■ WHAT THE TASK REQUIRES ■
In the data, extract each line that holds the string "pensione".
──────── TASK INPUT ────────
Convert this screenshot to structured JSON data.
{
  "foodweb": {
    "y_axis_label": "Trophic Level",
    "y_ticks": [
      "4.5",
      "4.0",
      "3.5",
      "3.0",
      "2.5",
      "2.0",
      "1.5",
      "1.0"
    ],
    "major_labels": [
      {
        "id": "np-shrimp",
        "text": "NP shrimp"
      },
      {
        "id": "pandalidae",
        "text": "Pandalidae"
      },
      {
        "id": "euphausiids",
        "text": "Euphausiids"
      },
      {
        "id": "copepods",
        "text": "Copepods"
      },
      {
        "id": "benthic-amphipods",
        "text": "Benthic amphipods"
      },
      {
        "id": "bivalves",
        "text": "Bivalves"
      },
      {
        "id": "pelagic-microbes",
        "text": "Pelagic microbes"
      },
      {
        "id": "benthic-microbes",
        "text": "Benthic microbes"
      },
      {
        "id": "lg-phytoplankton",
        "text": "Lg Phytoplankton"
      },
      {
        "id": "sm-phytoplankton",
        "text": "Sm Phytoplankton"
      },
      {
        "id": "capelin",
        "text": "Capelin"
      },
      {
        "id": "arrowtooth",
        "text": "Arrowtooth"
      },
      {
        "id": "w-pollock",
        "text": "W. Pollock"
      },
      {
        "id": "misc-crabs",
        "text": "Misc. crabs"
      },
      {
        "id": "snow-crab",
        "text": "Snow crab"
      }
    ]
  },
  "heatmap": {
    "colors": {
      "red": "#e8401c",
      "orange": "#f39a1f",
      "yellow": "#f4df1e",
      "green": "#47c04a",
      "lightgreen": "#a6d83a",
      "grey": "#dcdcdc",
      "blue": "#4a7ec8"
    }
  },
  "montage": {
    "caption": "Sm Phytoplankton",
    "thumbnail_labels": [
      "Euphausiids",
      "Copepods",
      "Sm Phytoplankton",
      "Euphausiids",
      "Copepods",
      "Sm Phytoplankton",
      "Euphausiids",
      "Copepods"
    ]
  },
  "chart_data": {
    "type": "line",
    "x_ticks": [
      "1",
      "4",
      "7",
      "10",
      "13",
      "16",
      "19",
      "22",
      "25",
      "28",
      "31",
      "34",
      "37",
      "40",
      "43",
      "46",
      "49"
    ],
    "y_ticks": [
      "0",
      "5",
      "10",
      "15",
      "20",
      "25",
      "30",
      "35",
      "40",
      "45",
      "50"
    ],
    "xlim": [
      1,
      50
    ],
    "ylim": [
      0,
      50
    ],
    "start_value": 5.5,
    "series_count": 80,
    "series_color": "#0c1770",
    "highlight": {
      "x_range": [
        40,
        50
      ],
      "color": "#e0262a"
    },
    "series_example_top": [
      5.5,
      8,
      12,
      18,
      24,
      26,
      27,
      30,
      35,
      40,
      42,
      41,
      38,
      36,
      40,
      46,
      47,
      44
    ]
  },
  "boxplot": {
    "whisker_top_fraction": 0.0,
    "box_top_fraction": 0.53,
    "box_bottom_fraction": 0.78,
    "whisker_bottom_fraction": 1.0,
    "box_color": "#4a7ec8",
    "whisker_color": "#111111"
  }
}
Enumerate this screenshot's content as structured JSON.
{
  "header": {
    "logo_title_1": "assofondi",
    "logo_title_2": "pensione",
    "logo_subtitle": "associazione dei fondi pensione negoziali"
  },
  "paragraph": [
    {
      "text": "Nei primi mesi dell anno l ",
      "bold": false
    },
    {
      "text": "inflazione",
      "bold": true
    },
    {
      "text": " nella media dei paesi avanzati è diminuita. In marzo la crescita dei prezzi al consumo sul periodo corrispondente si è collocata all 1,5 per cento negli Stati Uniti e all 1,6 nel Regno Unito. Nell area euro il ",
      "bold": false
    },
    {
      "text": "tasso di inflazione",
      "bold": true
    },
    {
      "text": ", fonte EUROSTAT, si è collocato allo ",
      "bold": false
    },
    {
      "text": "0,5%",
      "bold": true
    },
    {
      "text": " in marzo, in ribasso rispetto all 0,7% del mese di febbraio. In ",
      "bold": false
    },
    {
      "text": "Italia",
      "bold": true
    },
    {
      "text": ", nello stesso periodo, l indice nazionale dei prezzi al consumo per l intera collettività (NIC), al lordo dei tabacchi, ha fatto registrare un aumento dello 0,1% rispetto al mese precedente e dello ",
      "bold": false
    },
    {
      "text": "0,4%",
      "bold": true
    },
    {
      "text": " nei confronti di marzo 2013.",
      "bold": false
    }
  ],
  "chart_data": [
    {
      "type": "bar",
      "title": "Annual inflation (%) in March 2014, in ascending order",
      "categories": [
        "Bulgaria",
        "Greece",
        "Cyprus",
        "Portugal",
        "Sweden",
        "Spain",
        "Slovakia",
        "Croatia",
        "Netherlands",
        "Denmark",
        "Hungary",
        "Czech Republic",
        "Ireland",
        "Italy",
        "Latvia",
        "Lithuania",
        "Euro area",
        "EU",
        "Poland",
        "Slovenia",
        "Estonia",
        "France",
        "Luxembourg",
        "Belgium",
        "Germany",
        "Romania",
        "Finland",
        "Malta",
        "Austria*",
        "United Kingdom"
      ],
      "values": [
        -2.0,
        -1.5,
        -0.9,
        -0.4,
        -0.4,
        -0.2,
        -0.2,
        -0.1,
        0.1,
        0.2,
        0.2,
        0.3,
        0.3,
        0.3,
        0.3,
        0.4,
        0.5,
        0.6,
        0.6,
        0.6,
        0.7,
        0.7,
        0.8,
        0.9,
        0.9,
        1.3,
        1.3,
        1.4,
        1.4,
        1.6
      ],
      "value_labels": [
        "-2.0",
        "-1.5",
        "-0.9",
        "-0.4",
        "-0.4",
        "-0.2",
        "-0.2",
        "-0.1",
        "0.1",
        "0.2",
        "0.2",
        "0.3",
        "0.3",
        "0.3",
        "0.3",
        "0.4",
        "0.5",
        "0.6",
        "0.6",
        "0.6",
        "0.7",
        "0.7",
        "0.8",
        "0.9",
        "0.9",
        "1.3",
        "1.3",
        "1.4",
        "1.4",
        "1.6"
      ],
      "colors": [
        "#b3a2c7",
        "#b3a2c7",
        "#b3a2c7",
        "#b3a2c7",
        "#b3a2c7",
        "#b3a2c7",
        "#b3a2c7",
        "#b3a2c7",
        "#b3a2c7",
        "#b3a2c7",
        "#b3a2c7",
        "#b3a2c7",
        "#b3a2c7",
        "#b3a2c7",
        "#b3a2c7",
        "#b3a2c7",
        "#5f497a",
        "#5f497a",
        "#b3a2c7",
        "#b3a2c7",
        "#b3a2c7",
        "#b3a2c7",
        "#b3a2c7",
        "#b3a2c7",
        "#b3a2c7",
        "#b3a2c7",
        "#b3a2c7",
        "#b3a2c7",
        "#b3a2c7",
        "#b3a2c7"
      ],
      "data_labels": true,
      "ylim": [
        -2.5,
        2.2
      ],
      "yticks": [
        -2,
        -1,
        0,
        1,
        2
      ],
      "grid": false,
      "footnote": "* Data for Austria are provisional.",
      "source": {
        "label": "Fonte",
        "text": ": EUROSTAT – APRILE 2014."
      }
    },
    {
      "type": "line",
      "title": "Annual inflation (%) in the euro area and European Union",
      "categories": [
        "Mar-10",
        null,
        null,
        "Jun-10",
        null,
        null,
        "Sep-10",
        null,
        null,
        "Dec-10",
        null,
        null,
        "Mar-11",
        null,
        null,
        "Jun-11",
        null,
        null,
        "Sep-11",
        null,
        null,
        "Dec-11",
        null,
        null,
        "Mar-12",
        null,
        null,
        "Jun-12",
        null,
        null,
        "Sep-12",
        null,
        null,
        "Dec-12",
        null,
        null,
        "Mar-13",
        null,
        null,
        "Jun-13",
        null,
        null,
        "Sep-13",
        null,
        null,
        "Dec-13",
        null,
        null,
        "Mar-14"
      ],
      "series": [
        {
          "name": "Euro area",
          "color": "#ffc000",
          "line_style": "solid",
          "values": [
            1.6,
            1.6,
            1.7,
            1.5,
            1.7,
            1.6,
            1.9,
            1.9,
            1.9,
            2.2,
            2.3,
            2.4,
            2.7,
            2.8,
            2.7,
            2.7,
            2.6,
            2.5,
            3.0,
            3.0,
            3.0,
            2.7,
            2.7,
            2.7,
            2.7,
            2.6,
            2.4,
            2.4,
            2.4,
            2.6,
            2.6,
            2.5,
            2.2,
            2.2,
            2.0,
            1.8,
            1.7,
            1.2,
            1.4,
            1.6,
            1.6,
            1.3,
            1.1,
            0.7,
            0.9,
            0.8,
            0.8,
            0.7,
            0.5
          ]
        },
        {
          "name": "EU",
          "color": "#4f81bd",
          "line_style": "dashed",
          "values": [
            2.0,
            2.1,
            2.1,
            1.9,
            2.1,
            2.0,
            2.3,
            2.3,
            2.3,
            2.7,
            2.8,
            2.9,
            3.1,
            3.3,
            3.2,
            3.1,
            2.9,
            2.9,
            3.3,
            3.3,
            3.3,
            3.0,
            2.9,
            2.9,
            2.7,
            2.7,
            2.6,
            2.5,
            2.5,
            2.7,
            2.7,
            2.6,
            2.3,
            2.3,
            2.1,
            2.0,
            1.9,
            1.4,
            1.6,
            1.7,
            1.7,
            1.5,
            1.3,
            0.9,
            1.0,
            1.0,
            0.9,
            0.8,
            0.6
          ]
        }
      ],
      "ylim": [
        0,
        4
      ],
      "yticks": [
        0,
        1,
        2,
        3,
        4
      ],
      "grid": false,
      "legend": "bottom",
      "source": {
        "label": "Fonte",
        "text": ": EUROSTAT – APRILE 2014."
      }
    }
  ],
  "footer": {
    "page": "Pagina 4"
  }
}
────────
■ CORRECT RESULT ■
    "logo_title_2": "pensione",
    "logo_subtitle": "associazione dei fondi pensione negoziali"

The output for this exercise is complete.